### Requirements
List all the lines in these records that hold "qualité".

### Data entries
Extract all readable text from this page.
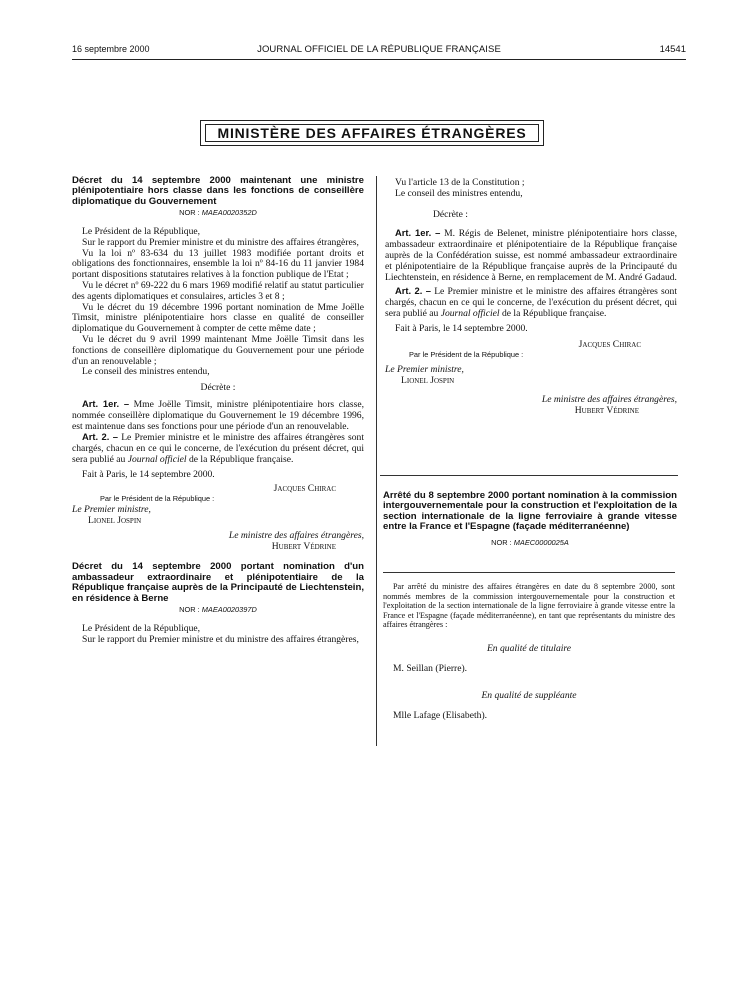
16 septembre 2000	JOURNAL OFFICIEL DE LA RÉPUBLIQUE FRANÇAISE	14541
MINISTÈRE DES AFFAIRES ÉTRANGÈRES

Décret du 14 septembre 2000 maintenant une ministre plénipotentiaire hors classe dans les fonctions de conseillère diplomatique du Gouvernement

NOR : MAEA0020352D

Le Président de la République,

Sur le rapport du Premier ministre et du ministre des affaires étrangères,

Vu la loi nº 83-634 du 13 juillet 1983 modifiée portant droits et obligations des fonctionnaires, ensemble la loi nº 84-16 du 11 janvier 1984 portant dispositions statutaires relatives à la fonction publique de l'Etat ;

Vu le décret nº 69-222 du 6 mars 1969 modifié relatif au statut particulier des agents diplomatiques et consulaires, articles 3 et 8 ;

Vu le décret du 19 décembre 1996 portant nomination de Mme Joëlle Timsit, ministre plénipotentiaire hors classe en qualité de conseiller diplomatique du Gouvernement à compter de cette même date ;

Vu le décret du 9 avril 1999 maintenant Mme Joëlle Timsit dans les fonctions de conseillère diplomatique du Gouvernement pour une période d'un an renouvelable ;

Le conseil des ministres entendu,

Décrète :

Art. 1er. – Mme Joëlle Timsit, ministre plénipotentiaire hors classe, nommée conseillère diplomatique du Gouvernement le 19 décembre 1996, est maintenue dans ses fonctions pour une période d'un an renouvelable.

Art. 2. – Le Premier ministre et le ministre des affaires étrangères sont chargés, chacun en ce qui le concerne, de l'exécution du présent décret, qui sera publié au Journal officiel de la République française.

Fait à Paris, le 14 septembre 2000.

Jacques Chirac

Par le Président de la République :

Le Premier ministre,

Lionel Jospin

Le ministre des affaires étrangères,

Hubert Védrine

Décret du 14 septembre 2000 portant nomination d'un ambassadeur extraordinaire et plénipotentiaire de la République française auprès de la Principauté de Liechtenstein, en résidence à Berne

NOR : MAEA0020397D

Le Président de la République,

Sur le rapport du Premier ministre et du ministre des affaires étrangères,

Vu l'article 13 de la Constitution ;

Le conseil des ministres entendu,

Décrète :

Art. 1er. – M. Régis de Belenet, ministre plénipotentiaire hors classe, ambassadeur extraordinaire et plénipotentiaire de la République française auprès de la Confédération suisse, est nommé ambassadeur extraordinaire et plénipotentiaire de la République française auprès de la Principauté du Liechtenstein, en résidence à Berne, en remplacement de M. André Gadaud.

Art. 2. – Le Premier ministre et le ministre des affaires étrangères sont chargés, chacun en ce qui le concerne, de l'exécution du présent décret, qui sera publié au Journal officiel de la République française.

Fait à Paris, le 14 septembre 2000.

Jacques Chirac

Par le Président de la République :

Le Premier ministre,

Lionel Jospin

Le ministre des affaires étrangères,

Hubert Védrine

Arrêté du 8 septembre 2000 portant nomination à la commission intergouvernementale pour la construction et l'exploitation de la section internationale de la ligne ferroviaire à grande vitesse entre la France et l'Espagne (façade méditerranéenne)

NOR : MAEC0000025A

Par arrêté du ministre des affaires étrangères en date du 8 septembre 2000, sont nommés membres de la commission intergouvernementale pour la construction et l'exploitation de la section internationale de la ligne ferroviaire à grande vitesse entre la France et l'Espagne (façade méditerranéenne), en tant que représentants du ministre des affaires étrangères :

En qualité de titulaire

M. Seillan (Pierre).

En qualité de suppléante

Mlle Lafage (Elisabeth).
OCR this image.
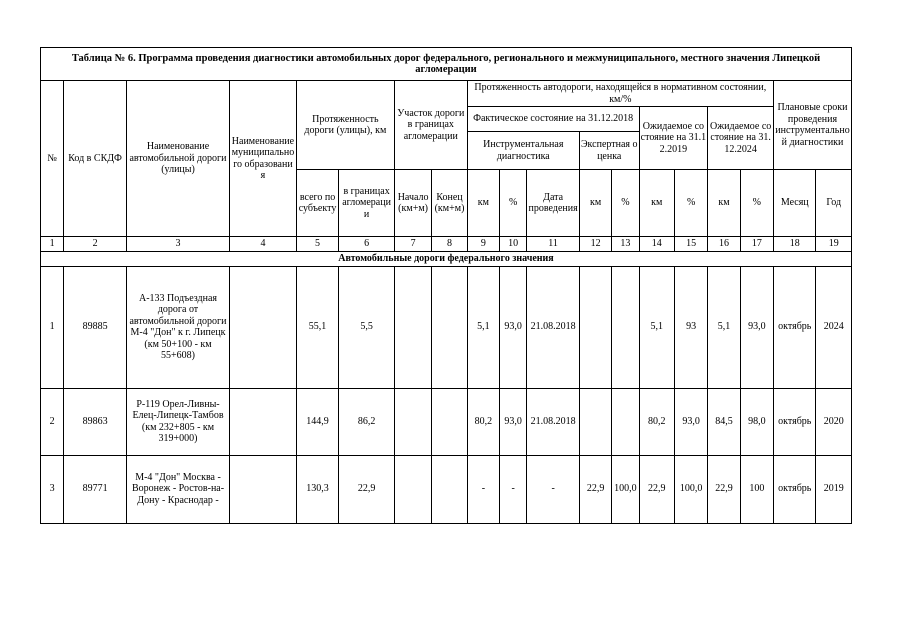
Таблица № 6. Программа проведения диагностики автомобильных дорог федерального, регионального и межмуниципального, местного значения Липецкой агломерации																		
№	Код в СКДФ	Наименование автомобильной дороги (улицы)	Наименование муниципального образования	Протяженность дороги (улицы), км		Участок дороги в границах агломерации		Протяженность автодороги, находящейся в нормативном состоянии, км/%									Плановые сроки проведения инструментальной диагностики	
								Фактическое состояние на 31.12.2018					Ожидаемое состояние на 31.12.2019		Ожидаемое состояние на 31.12.2024			
								Инструментальная диагностика			Экспертная оценка							
				всего по субъекту	в границах агломерации	Начало (км+м)	Конец (км+м)	км	%	Дата проведения	км	%	км	%	км	%	Месяц	Год
1	2	3	4	5	6	7	8	9	10	11	12	13	14	15	16	17	18	19
Автомобильные дороги федерального значения																		
1	89885	А-133 Подъездная дорога от автомобильной дороги М-4 "Дон" к г. Липецк (км 50+100 - км 55+608)		55,1	5,5			5,1	93,0	21.08.2018			5,1	93	5,1	93,0	октябрь	2024
2	89863	Р-119 Орел-Ливны-Елец-Липецк-Тамбов (км 232+805 - км 319+000)		144,9	86,2			80,2	93,0	21.08.2018			80,2	93,0	84,5	98,0	октябрь	2020
3	89771	М-4 "Дон" Москва - Воронеж - Ростов-на-Дону - Краснодар -		130,3	22,9			-	-	-	22,9	100,0	22,9	100,0	22,9	100	октябрь	2019
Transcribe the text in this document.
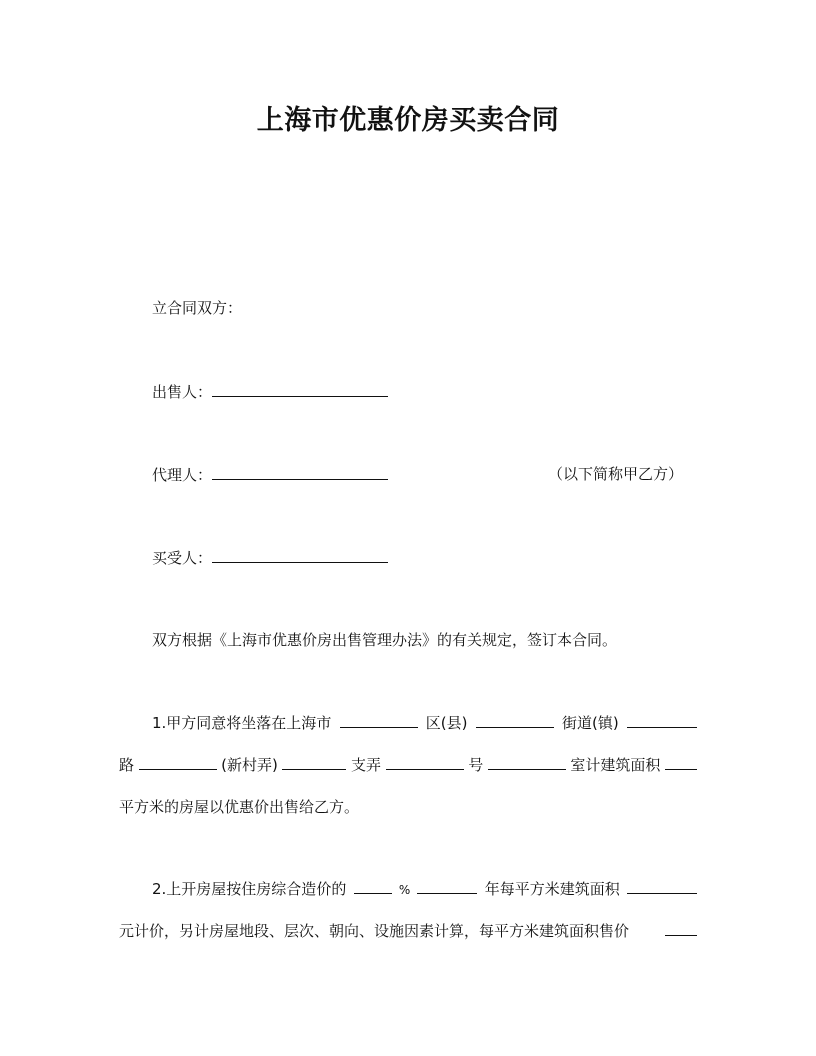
上海市优惠价房买卖合同
立合同双方：
出售人：
代理人：	（以下简称甲乙方）
买受人：
双方根据《上海市优惠价房出售管理办法》的有关规定，签订本合同。
1.甲方同意将坐落在上海市	区(县)	街道(镇)
路	(新村弄)	支弄	号	室计建筑面积
平方米的房屋以优惠价出售给乙方。
2.上开房屋按住房综合造价的	%	年每平方米建筑面积
元计价，另计房屋地段、层次、朝向、设施因素计算，每平方米建筑面积售价
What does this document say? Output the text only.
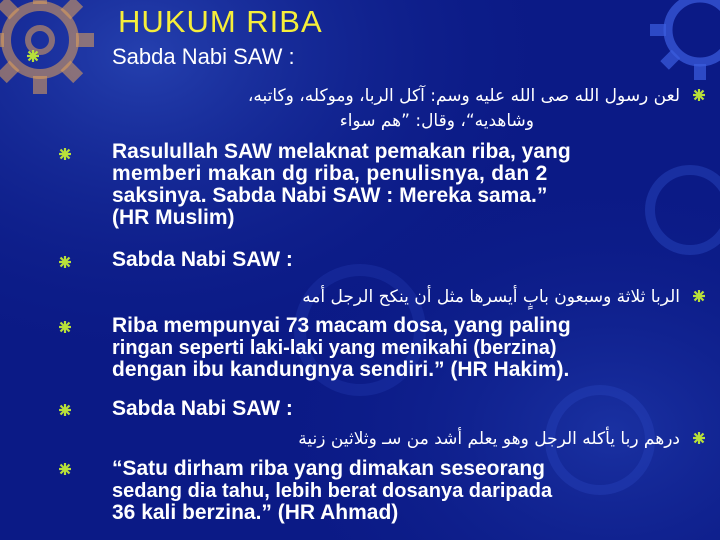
HUKUM RIBA
Sabda Nabi SAW :
لعن رسول الله صى الله عليه وسم: آكل الربا، وموكله، وكاتبه،
وشاهديه“، وقال: ”هم سواء
Rasulullah SAW melaknat pemakan riba, yang
memberi makan dg riba, penulisnya, dan 2
saksinya. Sabda Nabi SAW : Mereka sama.”
(HR Muslim)
Sabda Nabi SAW :
الربا ثلاثة وسبعون بابٍ أيسرها مثل أن ينكح الرجل أمه
Riba mempunyai 73 macam dosa, yang paling
ringan seperti laki-laki yang menikahi (berzina)
dengan ibu kandungnya sendiri.” (HR Hakim).
Sabda Nabi SAW :
درهم ربا يأكله الرجل وهو يعلم أشد من سـ وثلاثين زنية
“Satu dirham riba yang dimakan seseorang
sedang dia tahu, lebih berat dosanya daripada
36 kali berzina.” (HR Ahmad)
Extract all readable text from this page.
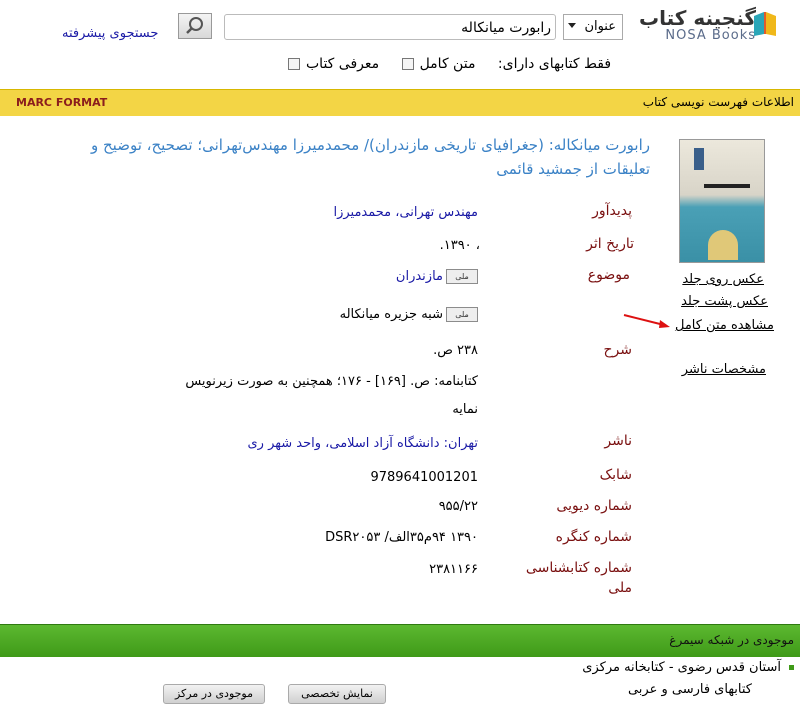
گنجینه کتاب
NOSA Books
عنوان
رابورت میانکاله
جستجوی پیشرفته
فقط کتابهای دارای: متن کامل معرفی کتاب
اطلاعات فهرست نویسی کتاب
MARC FORMAT
رابورت میانکاله: (جغرافیای تاریخی مازندران)/ محمدمیرزا مهندس‌تهرانی؛ تصحیح، توضیح و
تعلیقات از جمشید قائمی
عکس روی جلد
عکس پشت جلد
مشاهده متن کامل
مشخصات ناشر
پدیدآور
مهندس تهرانی، محمدمیرزا
تاریخ اثر
، ۱۳۹۰.
موضوع
ملیمازندران
ملیشبه جزیره میانکاله
شرح
۲۳۸ ص.
کتابنامه: ص. [۱۶۹] - ۱۷۶؛ همچنین به صورت زیرنویس
نمایه
ناشر
تهران: دانشگاه آزاد اسلامی، واحد شهر ری
شابک
9789641001201
شماره دیویی
۹۵۵/۲۲
شماره کنگره
۱۳۹۰ ۹۴م۳۵الف/ DSR۲۰۵۳
شماره کتابشناسی
ملی
۲۳۸۱۱۶۶
موجودی در شبکه سیمرغ
آستان قدس رضوی - کتابخانه مرکزی
کتابهای فارسی و عربی
نمایش تخصصی
موجودی در مرکز
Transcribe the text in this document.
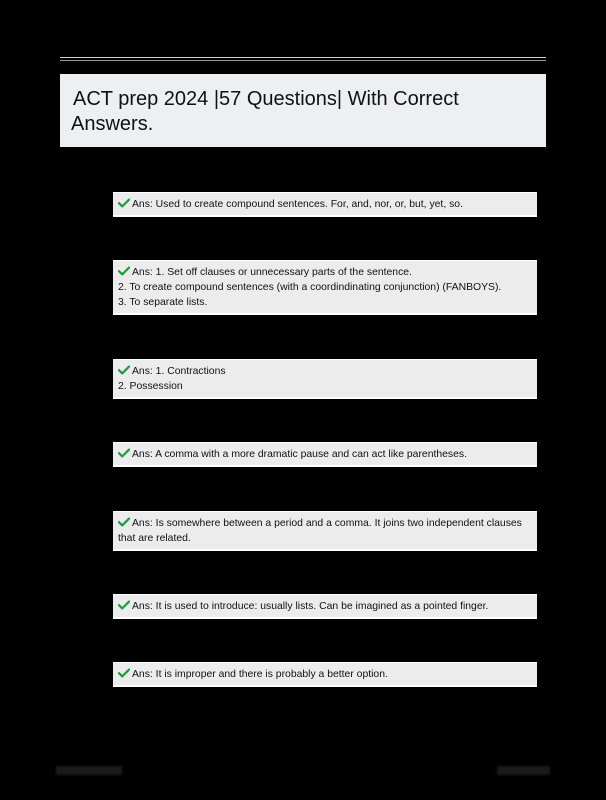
ACT prep 2024 |57 Questions| With Correct
Answers.
Ans: Used to create compound sentences. For, and, nor, or, but, yet, so.
Ans: 1. Set off clauses or unnecessary parts of the sentence.
2. To create compound sentences (with a coordindinating conjunction) (FANBOYS).
3. To separate lists.
Ans: 1. Contractions
2. Possession
Ans: A comma with a more dramatic pause and can act like parentheses.
Ans: Is somewhere between a period and a comma. It joins two independent clauses
that are related.
Ans: It is used to introduce: usually lists. Can be imagined as a pointed finger.
Ans: It is improper and there is probably a better option.
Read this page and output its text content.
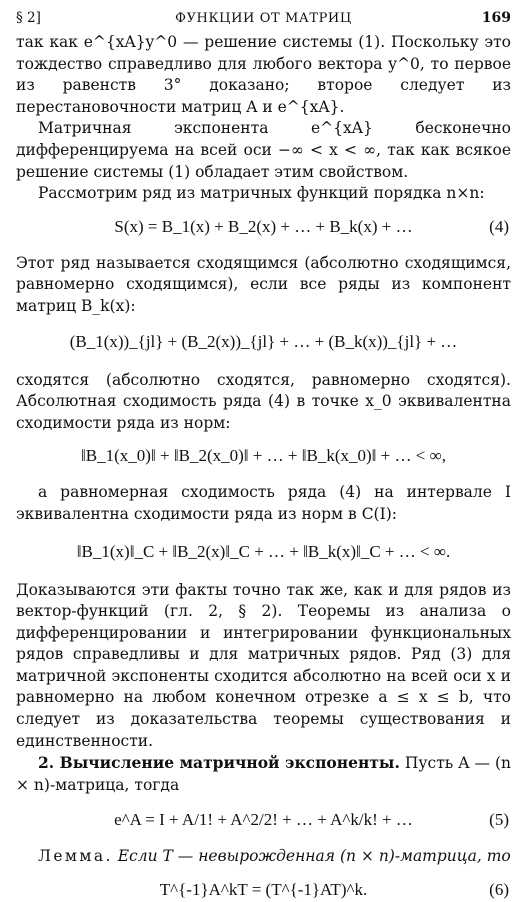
§ 2]	ФУНКЦИИ ОТ МАТРИЦ	169

так как e^{xA}y^0 — решение системы (1). Поскольку это тождество справедливо для любого вектора y^0, то первое из равенств 3° доказано; второе следует из перестановочности матриц A и e^{xA}.

Матричная экспонента e^{xA} бесконечно дифференцируема на всей оси −∞ < x < ∞, так как всякое решение системы (1) обладает этим свойством.

Рассмотрим ряд из матричных функций порядка n×n:

S(x) = B_1(x) + B_2(x) + … + B_k(x) + …	(4)

Этот ряд называется сходящимся (абсолютно сходящимся, равномерно сходящимся), если все ряды из компонент матриц B_k(x):

(B_1(x))_{jl} + (B_2(x))_{jl} + … + (B_k(x))_{jl} + …

сходятся (абсолютно сходятся, равномерно сходятся). Абсолютная сходимость ряда (4) в точке x_0 эквивалентна сходимости ряда из норм:

‖B_1(x_0)‖ + ‖B_2(x_0)‖ + … + ‖B_k(x_0)‖ + … < ∞,

а равномерная сходимость ряда (4) на интервале I эквивалентна сходимости ряда из норм в C(I):

‖B_1(x)‖_C + ‖B_2(x)‖_C + … + ‖B_k(x)‖_C + … < ∞.

Доказываются эти факты точно так же, как и для рядов из вектор-функций (гл. 2, § 2). Теоремы из анализа о дифференцировании и интегрировании функциональных рядов справедливы и для матричных рядов. Ряд (3) для матричной экспоненты сходится абсолютно на всей оси x и равномерно на любом конечном отрезке a ≤ x ≤ b, что следует из доказательства теоремы существования и единственности.

2. Вычисление матричной экспоненты. Пусть A — (n × n)-матрица, тогда

e^A = I + A/1! + A^2/2! + … + A^k/k! + …	(5)

Лемма. Если T — невырожденная (n × n)-матрица, то

T^{-1}A^kT = (T^{-1}AT)^k.	(6)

### Output below
Vu le décret du 19 décembre 1996 portant nomination de Mme Joëlle Timsit, ministre plénipotentiaire hors classe en qualité de conseiller diplomatique du Gouvernement à compter de cette même date ;
En qualité de titulaire
En qualité de suppléante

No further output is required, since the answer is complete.